* **WHAT TO WORK ON**
Go through the entries below and write each one out exactly.

START DATA SHOWN

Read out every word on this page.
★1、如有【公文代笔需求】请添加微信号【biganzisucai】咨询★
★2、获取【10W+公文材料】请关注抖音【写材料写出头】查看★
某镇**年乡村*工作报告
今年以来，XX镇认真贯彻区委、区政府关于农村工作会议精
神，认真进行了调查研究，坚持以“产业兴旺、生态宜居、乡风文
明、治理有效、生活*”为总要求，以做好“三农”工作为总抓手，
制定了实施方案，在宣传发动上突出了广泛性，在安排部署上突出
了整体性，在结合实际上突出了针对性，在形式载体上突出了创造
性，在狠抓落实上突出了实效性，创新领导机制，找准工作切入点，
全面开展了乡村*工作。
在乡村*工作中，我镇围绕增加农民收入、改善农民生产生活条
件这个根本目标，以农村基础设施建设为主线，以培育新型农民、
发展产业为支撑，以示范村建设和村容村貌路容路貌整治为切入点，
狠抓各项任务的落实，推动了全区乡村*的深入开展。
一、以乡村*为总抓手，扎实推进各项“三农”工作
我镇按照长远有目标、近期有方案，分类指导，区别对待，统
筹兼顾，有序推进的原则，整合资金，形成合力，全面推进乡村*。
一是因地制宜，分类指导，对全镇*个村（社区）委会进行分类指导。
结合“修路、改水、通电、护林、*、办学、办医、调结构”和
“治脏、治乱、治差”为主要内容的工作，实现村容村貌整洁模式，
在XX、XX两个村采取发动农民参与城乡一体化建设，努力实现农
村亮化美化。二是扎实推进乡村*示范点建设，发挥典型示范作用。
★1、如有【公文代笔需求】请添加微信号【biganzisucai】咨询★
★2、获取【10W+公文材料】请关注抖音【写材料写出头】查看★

END DATA SHOWN

* **EXERCISE RESULT**
Read out every word on this page.
★1、如有【公文代笔需求】请添加微信号【biganzisucai】咨询★
★2、获取【10W+公文材料】请关注抖音【写材料写出头】查看★
某镇**年乡村*工作报告
今年以来，XX镇认真贯彻区委、区政府关于农村工作会议精
神，认真进行了调查研究，坚持以“产业兴旺、生态宜居、乡风文
明、治理有效、生活*”为总要求，以做好“三农”工作为总抓手，
制定了实施方案，在宣传发动上突出了广泛性，在安排部署上突出
了整体性，在结合实际上突出了针对性，在形式载体上突出了创造
性，在狠抓落实上突出了实效性，创新领导机制，找准工作切入点，
全面开展了乡村*工作。
在乡村*工作中，我镇围绕增加农民收入、改善农民生产生活条
件这个根本目标，以农村基础设施建设为主线，以培育新型农民、
发展产业为支撑，以示范村建设和村容村貌路容路貌整治为切入点，
狠抓各项任务的落实，推动了全区乡村*的深入开展。
一、以乡村*为总抓手，扎实推进各项“三农”工作
我镇按照长远有目标、近期有方案，分类指导，区别对待，统
筹兼顾，有序推进的原则，整合资金，形成合力，全面推进乡村*。
一是因地制宜，分类指导，对全镇*个村（社区）委会进行分类指导。
结合“修路、改水、通电、护林、*、办学、办医、调结构”和
“治脏、治乱、治差”为主要内容的工作，实现村容村貌整洁模式，
在XX、XX两个村采取发动农民参与城乡一体化建设，努力实现农
村亮化美化。二是扎实推进乡村*示范点建设，发挥典型示范作用。
★1、如有【公文代笔需求】请添加微信号【biganzisucai】咨询★
★2、获取【10W+公文材料】请关注抖音【写材料写出头】查看★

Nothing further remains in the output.